Description of the task: Repeat everything in the material exactly.

Records:
* begin *

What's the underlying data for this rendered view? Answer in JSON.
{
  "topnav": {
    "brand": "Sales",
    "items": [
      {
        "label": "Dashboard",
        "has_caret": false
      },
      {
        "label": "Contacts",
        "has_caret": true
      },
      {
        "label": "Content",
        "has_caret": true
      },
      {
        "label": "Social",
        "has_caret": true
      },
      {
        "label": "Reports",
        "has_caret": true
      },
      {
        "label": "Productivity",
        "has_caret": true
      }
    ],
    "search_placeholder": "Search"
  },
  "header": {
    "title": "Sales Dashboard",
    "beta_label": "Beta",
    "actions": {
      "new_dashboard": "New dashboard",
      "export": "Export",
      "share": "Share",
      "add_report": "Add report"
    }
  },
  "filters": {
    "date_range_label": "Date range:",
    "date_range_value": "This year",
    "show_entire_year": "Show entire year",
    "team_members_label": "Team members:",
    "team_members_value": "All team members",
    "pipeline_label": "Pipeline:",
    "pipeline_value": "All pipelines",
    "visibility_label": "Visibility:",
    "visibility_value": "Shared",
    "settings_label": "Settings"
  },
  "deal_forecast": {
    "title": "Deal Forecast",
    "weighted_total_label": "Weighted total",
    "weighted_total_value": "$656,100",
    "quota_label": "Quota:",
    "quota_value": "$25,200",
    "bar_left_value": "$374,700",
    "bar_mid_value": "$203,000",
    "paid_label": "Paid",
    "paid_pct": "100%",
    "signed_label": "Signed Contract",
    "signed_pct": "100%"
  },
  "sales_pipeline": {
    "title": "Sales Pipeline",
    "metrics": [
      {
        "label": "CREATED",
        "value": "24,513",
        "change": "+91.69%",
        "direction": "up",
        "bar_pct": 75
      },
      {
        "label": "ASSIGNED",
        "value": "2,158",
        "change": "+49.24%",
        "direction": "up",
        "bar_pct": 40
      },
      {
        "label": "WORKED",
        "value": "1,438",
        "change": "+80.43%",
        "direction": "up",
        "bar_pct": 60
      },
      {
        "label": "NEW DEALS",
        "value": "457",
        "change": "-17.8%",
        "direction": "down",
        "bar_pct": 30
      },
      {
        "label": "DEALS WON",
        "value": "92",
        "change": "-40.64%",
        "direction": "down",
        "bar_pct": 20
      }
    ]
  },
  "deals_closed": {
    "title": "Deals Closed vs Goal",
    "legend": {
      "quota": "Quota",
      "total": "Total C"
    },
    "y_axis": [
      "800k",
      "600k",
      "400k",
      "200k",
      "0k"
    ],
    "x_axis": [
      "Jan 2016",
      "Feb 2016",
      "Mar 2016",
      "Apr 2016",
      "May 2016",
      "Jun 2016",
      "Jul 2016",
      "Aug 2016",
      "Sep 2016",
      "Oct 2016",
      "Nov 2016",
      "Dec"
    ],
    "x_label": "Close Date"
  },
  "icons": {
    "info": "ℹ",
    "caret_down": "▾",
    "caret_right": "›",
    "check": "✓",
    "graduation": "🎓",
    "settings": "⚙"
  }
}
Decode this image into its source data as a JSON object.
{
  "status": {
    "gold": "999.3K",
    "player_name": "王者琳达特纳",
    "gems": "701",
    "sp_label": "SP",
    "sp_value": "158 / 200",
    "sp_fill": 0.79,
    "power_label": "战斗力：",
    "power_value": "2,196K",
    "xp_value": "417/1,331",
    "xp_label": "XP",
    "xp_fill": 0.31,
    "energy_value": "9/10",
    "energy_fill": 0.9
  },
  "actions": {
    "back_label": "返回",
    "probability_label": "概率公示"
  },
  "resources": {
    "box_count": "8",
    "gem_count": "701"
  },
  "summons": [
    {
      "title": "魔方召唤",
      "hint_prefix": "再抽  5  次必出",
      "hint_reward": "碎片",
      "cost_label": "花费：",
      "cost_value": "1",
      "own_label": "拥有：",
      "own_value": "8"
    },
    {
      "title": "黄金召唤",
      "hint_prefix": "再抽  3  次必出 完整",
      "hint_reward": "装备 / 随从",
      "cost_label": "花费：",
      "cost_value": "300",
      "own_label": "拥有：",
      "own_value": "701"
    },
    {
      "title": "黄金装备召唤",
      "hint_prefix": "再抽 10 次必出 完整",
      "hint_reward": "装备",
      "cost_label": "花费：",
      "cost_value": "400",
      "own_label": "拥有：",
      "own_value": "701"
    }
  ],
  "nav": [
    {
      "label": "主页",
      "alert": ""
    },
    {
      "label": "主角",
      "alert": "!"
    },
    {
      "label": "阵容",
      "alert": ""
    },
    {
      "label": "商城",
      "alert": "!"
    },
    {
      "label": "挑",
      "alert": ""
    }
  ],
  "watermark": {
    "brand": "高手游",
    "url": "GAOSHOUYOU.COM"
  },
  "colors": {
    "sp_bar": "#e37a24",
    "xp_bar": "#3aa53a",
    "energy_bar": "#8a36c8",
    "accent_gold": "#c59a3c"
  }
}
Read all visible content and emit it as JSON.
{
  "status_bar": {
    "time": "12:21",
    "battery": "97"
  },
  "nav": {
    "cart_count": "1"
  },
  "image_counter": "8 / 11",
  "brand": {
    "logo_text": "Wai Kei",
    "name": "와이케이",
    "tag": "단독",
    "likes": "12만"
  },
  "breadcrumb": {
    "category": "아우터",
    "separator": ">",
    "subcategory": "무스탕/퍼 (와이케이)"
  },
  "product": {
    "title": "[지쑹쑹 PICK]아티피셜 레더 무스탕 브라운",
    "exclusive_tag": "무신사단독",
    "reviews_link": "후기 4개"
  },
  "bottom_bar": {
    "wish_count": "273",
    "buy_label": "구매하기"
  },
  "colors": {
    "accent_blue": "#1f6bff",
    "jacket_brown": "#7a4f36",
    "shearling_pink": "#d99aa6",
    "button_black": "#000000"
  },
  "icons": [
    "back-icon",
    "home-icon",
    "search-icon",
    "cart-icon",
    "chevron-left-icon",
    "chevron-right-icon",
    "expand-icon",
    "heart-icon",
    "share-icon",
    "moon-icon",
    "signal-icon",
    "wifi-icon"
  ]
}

* end *

Solved exercise:
What's the underlying data for this rendered view? Answer in JSON.
{
  "topnav": {
    "brand": "Sales",
    "items": [
      {
        "label": "Dashboard",
        "has_caret": false
      },
      {
        "label": "Contacts",
        "has_caret": true
      },
      {
        "label": "Content",
        "has_caret": true
      },
      {
        "label": "Social",
        "has_caret": true
      },
      {
        "label": "Reports",
        "has_caret": true
      },
      {
        "label": "Productivity",
        "has_caret": true
      }
    ],
    "search_placeholder": "Search"
  },
  "header": {
    "title": "Sales Dashboard",
    "beta_label": "Beta",
    "actions": {
      "new_dashboard": "New dashboard",
      "export": "Export",
      "share": "Share",
      "add_report": "Add report"
    }
  },
  "filters": {
    "date_range_label": "Date range:",
    "date_range_value": "This year",
    "show_entire_year": "Show entire year",
    "team_members_label": "Team members:",
    "team_members_value": "All team members",
    "pipeline_label": "Pipeline:",
    "pipeline_value": "All pipelines",
    "visibility_label": "Visibility:",
    "visibility_value": "Shared",
    "settings_label": "Settings"
  },
  "deal_forecast": {
    "title": "Deal Forecast",
    "weighted_total_label": "Weighted total",
    "weighted_total_value": "$656,100",
    "quota_label": "Quota:",
    "quota_value": "$25,200",
    "bar_left_value": "$374,700",
    "bar_mid_value": "$203,000",
    "paid_label": "Paid",
    "paid_pct": "100%",
    "signed_label": "Signed Contract",
    "signed_pct": "100%"
  },
  "sales_pipeline": {
    "title": "Sales Pipeline",
    "metrics": [
      {
        "label": "CREATED",
        "value": "24,513",
        "change": "+91.69%",
        "direction": "up",
        "bar_pct": 75
      },
      {
        "label": "ASSIGNED",
        "value": "2,158",
        "change": "+49.24%",
        "direction": "up",
        "bar_pct": 40
      },
      {
        "label": "WORKED",
        "value": "1,438",
        "change": "+80.43%",
        "direction": "up",
        "bar_pct": 60
      },
      {
        "label": "NEW DEALS",
        "value": "457",
        "change": "-17.8%",
        "direction": "down",
        "bar_pct": 30
      },
      {
        "label": "DEALS WON",
        "value": "92",
        "change": "-40.64%",
        "direction": "down",
        "bar_pct": 20
      }
    ]
  },
  "deals_closed": {
    "title": "Deals Closed vs Goal",
    "legend": {
      "quota": "Quota",
      "total": "Total C"
    },
    "y_axis": [
      "800k",
      "600k",
      "400k",
      "200k",
      "0k"
    ],
    "x_axis": [
      "Jan 2016",
      "Feb 2016",
      "Mar 2016",
      "Apr 2016",
      "May 2016",
      "Jun 2016",
      "Jul 2016",
      "Aug 2016",
      "Sep 2016",
      "Oct 2016",
      "Nov 2016",
      "Dec"
    ],
    "x_label": "Close Date"
  },
  "icons": {
    "info": "ℹ",
    "caret_down": "▾",
    "caret_right": "›",
    "check": "✓",
    "graduation": "🎓",
    "settings": "⚙"
  }
}
Decode this image into its source data as a JSON object.
{
  "status": {
    "gold": "999.3K",
    "player_name": "王者琳达特纳",
    "gems": "701",
    "sp_label": "SP",
    "sp_value": "158 / 200",
    "sp_fill": 0.79,
    "power_label": "战斗力：",
    "power_value": "2,196K",
    "xp_value": "417/1,331",
    "xp_label": "XP",
    "xp_fill": 0.31,
    "energy_value": "9/10",
    "energy_fill": 0.9
  },
  "actions": {
    "back_label": "返回",
    "probability_label": "概率公示"
  },
  "resources": {
    "box_count": "8",
    "gem_count": "701"
  },
  "summons": [
    {
      "title": "魔方召唤",
      "hint_prefix": "再抽  5  次必出",
      "hint_reward": "碎片",
      "cost_label": "花费：",
      "cost_value": "1",
      "own_label": "拥有：",
      "own_value": "8"
    },
    {
      "title": "黄金召唤",
      "hint_prefix": "再抽  3  次必出 完整",
      "hint_reward": "装备 / 随从",
      "cost_label": "花费：",
      "cost_value": "300",
      "own_label": "拥有：",
      "own_value": "701"
    },
    {
      "title": "黄金装备召唤",
      "hint_prefix": "再抽 10 次必出 完整",
      "hint_reward": "装备",
      "cost_label": "花费：",
      "cost_value": "400",
      "own_label": "拥有：",
      "own_value": "701"
    }
  ],
  "nav": [
    {
      "label": "主页",
      "alert": ""
    },
    {
      "label": "主角",
      "alert": "!"
    },
    {
      "label": "阵容",
      "alert": ""
    },
    {
      "label": "商城",
      "alert": "!"
    },
    {
      "label": "挑",
      "alert": ""
    }
  ],
  "watermark": {
    "brand": "高手游",
    "url": "GAOSHOUYOU.COM"
  },
  "colors": {
    "sp_bar": "#e37a24",
    "xp_bar": "#3aa53a",
    "energy_bar": "#8a36c8",
    "accent_gold": "#c59a3c"
  }
}
Read all visible content and emit it as JSON.
{
  "status_bar": {
    "time": "12:21",
    "battery": "97"
  },
  "nav": {
    "cart_count": "1"
  },
  "image_counter": "8 / 11",
  "brand": {
    "logo_text": "Wai Kei",
    "name": "와이케이",
    "tag": "단독",
    "likes": "12만"
  },
  "breadcrumb": {
    "category": "아우터",
    "separator": ">",
    "subcategory": "무스탕/퍼 (와이케이)"
  },
  "product": {
    "title": "[지쑹쑹 PICK]아티피셜 레더 무스탕 브라운",
    "exclusive_tag": "무신사단독",
    "reviews_link": "후기 4개"
  },
  "bottom_bar": {
    "wish_count": "273",
    "buy_label": "구매하기"
  },
  "colors": {
    "accent_blue": "#1f6bff",
    "jacket_brown": "#7a4f36",
    "shearling_pink": "#d99aa6",
    "button_black": "#000000"
  },
  "icons": [
    "back-icon",
    "home-icon",
    "search-icon",
    "cart-icon",
    "chevron-left-icon",
    "chevron-right-icon",
    "expand-icon",
    "heart-icon",
    "share-icon",
    "moon-icon",
    "signal-icon",
    "wifi-icon"
  ]
}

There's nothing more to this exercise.